- _Objective_
Look through the data for the string "Climate". Copy every line where it is found.

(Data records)
▽
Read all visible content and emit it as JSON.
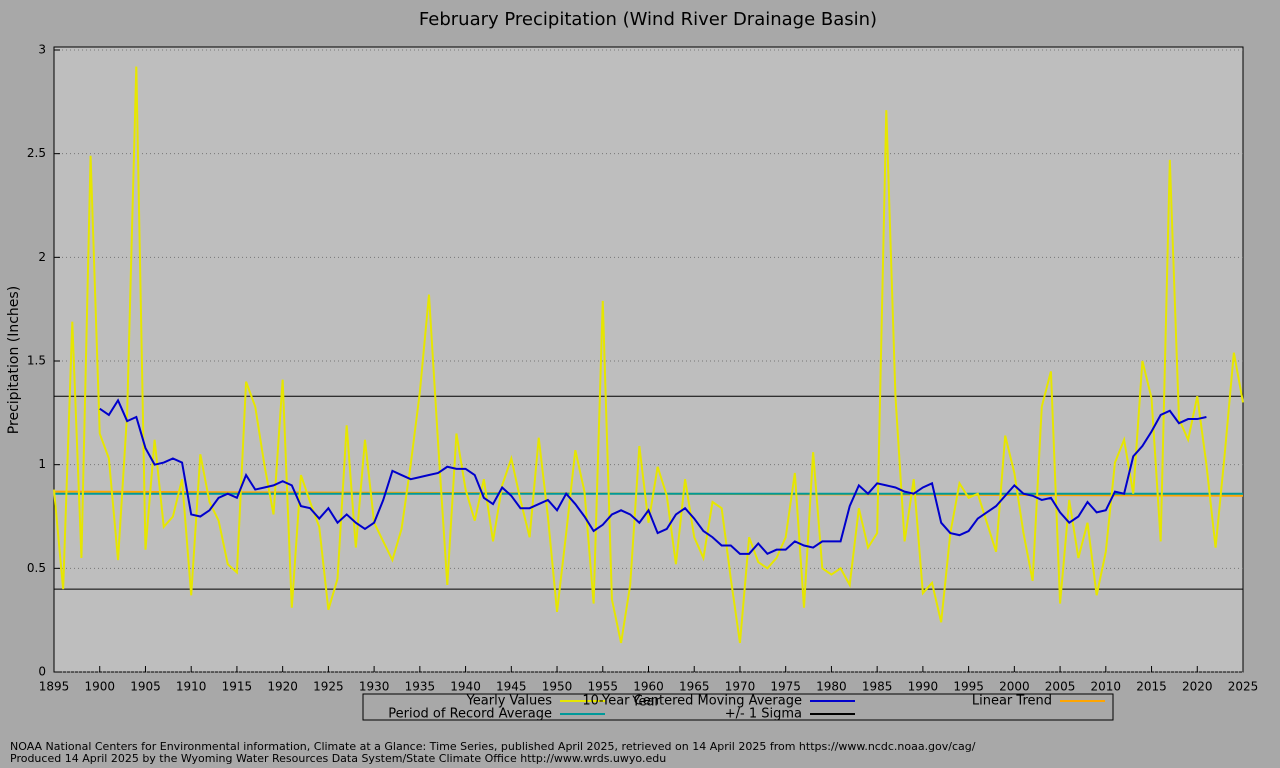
{
  "chart_data": {
    "type": "line",
    "title": "February Precipitation (Wind River Drainage Basin)",
    "x_label": "Year",
    "y_label": "Precipitation (Inches)",
    "xlim": [
      1895,
      2025
    ],
    "xticks": [
      1895,
      1900,
      1905,
      1910,
      1915,
      1920,
      1925,
      1930,
      1935,
      1940,
      1945,
      1950,
      1955,
      1960,
      1965,
      1970,
      1975,
      1980,
      1985,
      1990,
      1995,
      2000,
      2005,
      2010,
      2015,
      2020,
      2025
    ],
    "ylim": [
      0,
      3
    ],
    "yticks": [
      0,
      0.5,
      1,
      1.5,
      2,
      2.5,
      3
    ],
    "grid": true,
    "series": [
      {
        "name": "Yearly Values",
        "color": "#e6e600",
        "x": [
          1895,
          1896,
          1897,
          1898,
          1899,
          1900,
          1901,
          1902,
          1903,
          1904,
          1905,
          1906,
          1907,
          1908,
          1909,
          1910,
          1911,
          1912,
          1913,
          1914,
          1915,
          1916,
          1917,
          1918,
          1919,
          1920,
          1921,
          1922,
          1923,
          1924,
          1925,
          1926,
          1927,
          1928,
          1929,
          1930,
          1931,
          1932,
          1933,
          1934,
          1935,
          1936,
          1937,
          1938,
          1939,
          1940,
          1941,
          1942,
          1943,
          1944,
          1945,
          1946,
          1947,
          1948,
          1949,
          1950,
          1951,
          1952,
          1953,
          1954,
          1955,
          1956,
          1957,
          1958,
          1959,
          1960,
          1961,
          1962,
          1963,
          1964,
          1965,
          1966,
          1967,
          1968,
          1969,
          1970,
          1971,
          1972,
          1973,
          1974,
          1975,
          1976,
          1977,
          1978,
          1979,
          1980,
          1981,
          1982,
          1983,
          1984,
          1985,
          1986,
          1987,
          1988,
          1989,
          1990,
          1991,
          1992,
          1993,
          1994,
          1995,
          1996,
          1997,
          1998,
          1999,
          2000,
          2001,
          2002,
          2003,
          2004,
          2005,
          2006,
          2007,
          2008,
          2009,
          2010,
          2011,
          2012,
          2013,
          2014,
          2015,
          2016,
          2017,
          2018,
          2019,
          2020,
          2021,
          2022,
          2023,
          2024,
          2025
        ],
        "values": [
          0.88,
          0.4,
          1.69,
          0.55,
          2.49,
          1.15,
          1.03,
          0.54,
          1.25,
          2.92,
          0.59,
          1.12,
          0.7,
          0.75,
          0.93,
          0.37,
          1.05,
          0.82,
          0.73,
          0.52,
          0.48,
          1.4,
          1.28,
          1.0,
          0.76,
          1.41,
          0.31,
          0.95,
          0.82,
          0.7,
          0.3,
          0.45,
          1.19,
          0.6,
          1.12,
          0.72,
          0.63,
          0.54,
          0.69,
          1.0,
          1.35,
          1.82,
          1.1,
          0.42,
          1.15,
          0.88,
          0.73,
          0.93,
          0.63,
          0.9,
          1.03,
          0.83,
          0.65,
          1.13,
          0.75,
          0.29,
          0.67,
          1.07,
          0.87,
          0.33,
          1.79,
          0.35,
          0.14,
          0.42,
          1.09,
          0.72,
          0.99,
          0.85,
          0.52,
          0.93,
          0.65,
          0.55,
          0.82,
          0.79,
          0.45,
          0.14,
          0.65,
          0.53,
          0.5,
          0.55,
          0.65,
          0.96,
          0.31,
          1.06,
          0.5,
          0.47,
          0.5,
          0.42,
          0.79,
          0.6,
          0.67,
          2.71,
          1.33,
          0.63,
          0.93,
          0.38,
          0.43,
          0.24,
          0.67,
          0.91,
          0.84,
          0.86,
          0.72,
          0.58,
          1.14,
          0.96,
          0.67,
          0.44,
          1.28,
          1.45,
          0.33,
          0.83,
          0.55,
          0.72,
          0.37,
          0.58,
          1.01,
          1.12,
          0.86,
          1.5,
          1.32,
          0.63,
          2.47,
          1.22,
          1.12,
          1.33,
          1.0,
          0.6,
          1.05,
          1.54,
          1.3
        ]
      },
      {
        "name": "10-Year Centered Moving Average",
        "color": "#0000cc",
        "x": [
          1900,
          1901,
          1902,
          1903,
          1904,
          1905,
          1906,
          1907,
          1908,
          1909,
          1910,
          1911,
          1912,
          1913,
          1914,
          1915,
          1916,
          1917,
          1918,
          1919,
          1920,
          1921,
          1922,
          1923,
          1924,
          1925,
          1926,
          1927,
          1928,
          1929,
          1930,
          1931,
          1932,
          1933,
          1934,
          1935,
          1936,
          1937,
          1938,
          1939,
          1940,
          1941,
          1942,
          1943,
          1944,
          1945,
          1946,
          1947,
          1948,
          1949,
          1950,
          1951,
          1952,
          1953,
          1954,
          1955,
          1956,
          1957,
          1958,
          1959,
          1960,
          1961,
          1962,
          1963,
          1964,
          1965,
          1966,
          1967,
          1968,
          1969,
          1970,
          1971,
          1972,
          1973,
          1974,
          1975,
          1976,
          1977,
          1978,
          1979,
          1980,
          1981,
          1982,
          1983,
          1984,
          1985,
          1986,
          1987,
          1988,
          1989,
          1990,
          1991,
          1992,
          1993,
          1994,
          1995,
          1996,
          1997,
          1998,
          1999,
          2000,
          2001,
          2002,
          2003,
          2004,
          2005,
          2006,
          2007,
          2008,
          2009,
          2010,
          2011,
          2012,
          2013,
          2014,
          2015,
          2016,
          2017,
          2018,
          2019,
          2020,
          2021
        ],
        "values": [
          1.27,
          1.24,
          1.31,
          1.21,
          1.23,
          1.08,
          1.0,
          1.01,
          1.03,
          1.01,
          0.76,
          0.75,
          0.78,
          0.84,
          0.86,
          0.84,
          0.95,
          0.88,
          0.89,
          0.9,
          0.92,
          0.9,
          0.8,
          0.79,
          0.74,
          0.79,
          0.72,
          0.76,
          0.72,
          0.69,
          0.72,
          0.83,
          0.97,
          0.95,
          0.93,
          0.94,
          0.95,
          0.96,
          0.99,
          0.98,
          0.98,
          0.95,
          0.84,
          0.81,
          0.89,
          0.85,
          0.79,
          0.79,
          0.81,
          0.83,
          0.78,
          0.86,
          0.81,
          0.75,
          0.68,
          0.71,
          0.76,
          0.78,
          0.76,
          0.72,
          0.78,
          0.67,
          0.69,
          0.76,
          0.79,
          0.74,
          0.68,
          0.65,
          0.61,
          0.61,
          0.57,
          0.57,
          0.62,
          0.57,
          0.59,
          0.59,
          0.63,
          0.61,
          0.6,
          0.63,
          0.63,
          0.63,
          0.8,
          0.9,
          0.86,
          0.91,
          0.9,
          0.89,
          0.87,
          0.86,
          0.89,
          0.91,
          0.72,
          0.67,
          0.66,
          0.68,
          0.74,
          0.77,
          0.8,
          0.85,
          0.9,
          0.86,
          0.85,
          0.83,
          0.84,
          0.77,
          0.72,
          0.75,
          0.82,
          0.77,
          0.78,
          0.87,
          0.86,
          1.04,
          1.09,
          1.16,
          1.24,
          1.26,
          1.2,
          1.22,
          1.22,
          1.23
        ]
      },
      {
        "name": "Period of Record Average",
        "color": "#009999",
        "x": [
          1895,
          2025
        ],
        "values": [
          0.86,
          0.86
        ]
      },
      {
        "name": "Linear Trend",
        "color": "#ffa500",
        "x": [
          1895,
          2025
        ],
        "values": [
          0.87,
          0.85
        ]
      },
      {
        "name": "+/- 1 Sigma",
        "color": "#000000",
        "style": "hlines",
        "values": [
          1.33,
          0.4
        ]
      }
    ],
    "footnotes": [
      "NOAA National Centers for Environmental information, Climate at a Glance: Time Series, published April 2025, retrieved on 14 April 2025 from https://www.ncdc.noaa.gov/cag/",
      "Produced 14 April 2025 by the Wyoming Water Resources Data System/State Climate Office http://www.wrds.uwyo.edu"
    ]
  }
}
△
- _Worked solution_
      "NOAA National Centers for Environmental information, Climate at a Glance: Time Series, published April 2025, retrieved on 14 April 2025 from https://www.ncdc.noaa.gov/cag/",
      "Produced 14 April 2025 by the Wyoming Water Resources Data System/State Climate Office http://www.wrds.uwyo.edu"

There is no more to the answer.